What you will do: Copy every row below word for word, and leave the pictures out of your copy.
--- Start ---
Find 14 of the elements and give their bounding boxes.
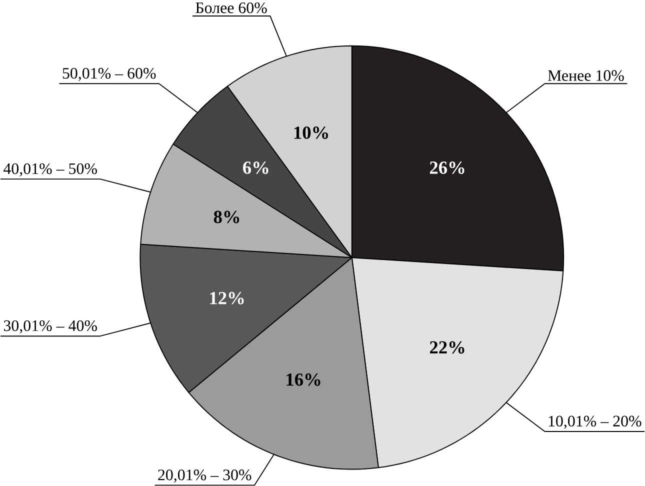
data-label: 12%: [210, 292, 244, 304]
data-label: 16%: [286, 373, 320, 386]
slice-label: 50,01% – 60%: [62, 68, 156, 82]
data-label: 22%: [430, 341, 464, 354]
data-label: 6%: [243, 162, 268, 174]
slice-label: 20,01% – 30%: [158, 470, 252, 483]
slice-label: Более 60%: [196, 2, 267, 14]
slice-label: 30,01% – 40%: [4, 320, 97, 334]
slice-label: Менее 10%: [548, 70, 624, 82]
slice-label: 10,01% – 20%: [548, 416, 642, 429]
data-label: 8%: [214, 210, 240, 224]
data-label: 26%: [430, 162, 464, 174]
data-label: 10%: [294, 126, 328, 140]
slice-label: 40,01% – 50%: [4, 163, 97, 176]
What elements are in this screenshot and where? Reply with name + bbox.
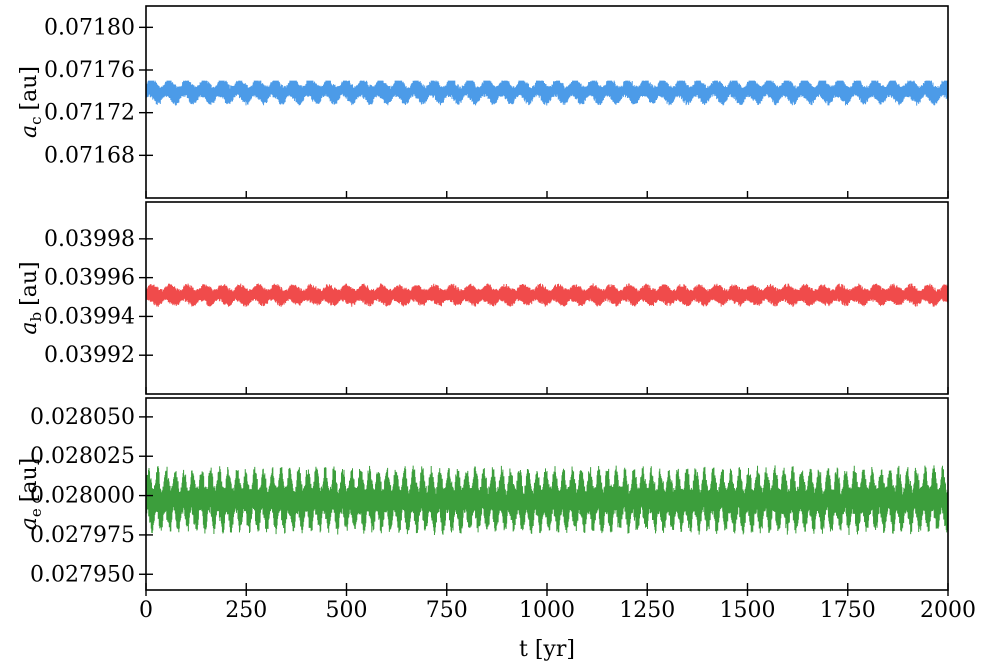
--- End ---
Result:
Find 14 of the elements and give their bounding boxes.
data-label: 12%: [210, 292, 244, 304]
data-label: 16%: [286, 373, 320, 386]
slice-label: 50,01% – 60%: [62, 68, 156, 82]
data-label: 22%: [430, 341, 464, 354]
data-label: 6%: [243, 162, 268, 174]
slice-label: 20,01% – 30%: [158, 470, 252, 483]
slice-label: Более 60%: [196, 2, 267, 14]
slice-label: 30,01% – 40%: [4, 320, 97, 334]
slice-label: Менее 10%: [548, 70, 624, 82]
slice-label: 10,01% – 20%: [548, 416, 642, 429]
data-label: 8%: [214, 210, 240, 224]
data-label: 26%: [430, 162, 464, 174]
data-label: 10%: [294, 126, 328, 140]
slice-label: 40,01% – 50%: [4, 163, 97, 176]
What elements are in this screenshot and where? Reply with name + bbox.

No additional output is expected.